### EXERCISE DETAILS
Pick out every line in the data below that contains the word "elements", and copy each of those lines.

======== ENTRIES SHOWN ========

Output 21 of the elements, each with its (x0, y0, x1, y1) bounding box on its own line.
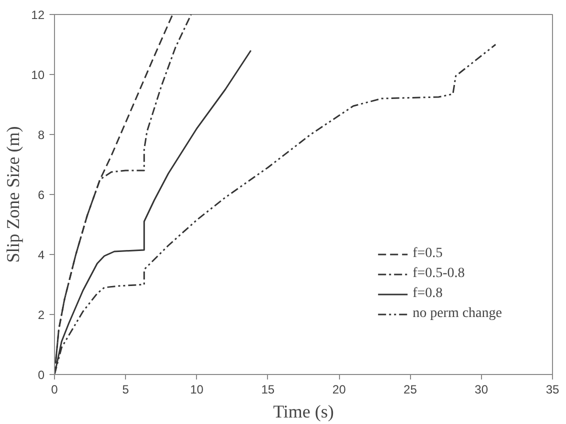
y-tick-label: 0 (38, 368, 45, 382)
legend-label: no perm change (412, 306, 502, 322)
x-tick-label: 15 (261, 382, 275, 396)
x-tick-label: 25 (404, 382, 418, 396)
x-tick-label: 30 (474, 382, 488, 396)
y-tick-label: 8 (38, 128, 45, 142)
y-tick-label: 4 (38, 248, 45, 262)
x-tick-label: 35 (546, 382, 560, 396)
x-axis-title: Time (s) (273, 402, 334, 422)
y-axis-title: Slip Zone Size (m) (3, 126, 24, 263)
legend-label: f=0.5 (412, 246, 443, 262)
y-tick-label: 2 (38, 308, 45, 322)
x-tick-label: 0 (51, 382, 58, 396)
x-tick-label: 5 (122, 382, 130, 396)
legend-label: f=0.5-0.8 (412, 266, 465, 282)
legend-label: f=0.8 (412, 286, 443, 302)
x-tick-label: 20 (332, 382, 346, 396)
y-tick-label: 12 (31, 8, 45, 22)
x-tick-label: 10 (190, 382, 204, 396)
y-tick-label: 6 (38, 188, 45, 202)
y-tick-label: 10 (31, 68, 45, 82)
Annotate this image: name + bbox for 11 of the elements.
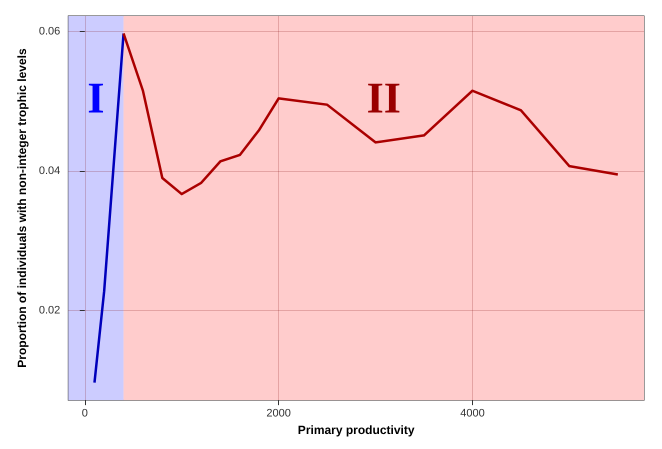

========

### REPLY
Output 21 of the elements, each with its (x0, y0, x1, y1) bounding box on its own line.
Annotate this image: name + bbox for 11 of the elements.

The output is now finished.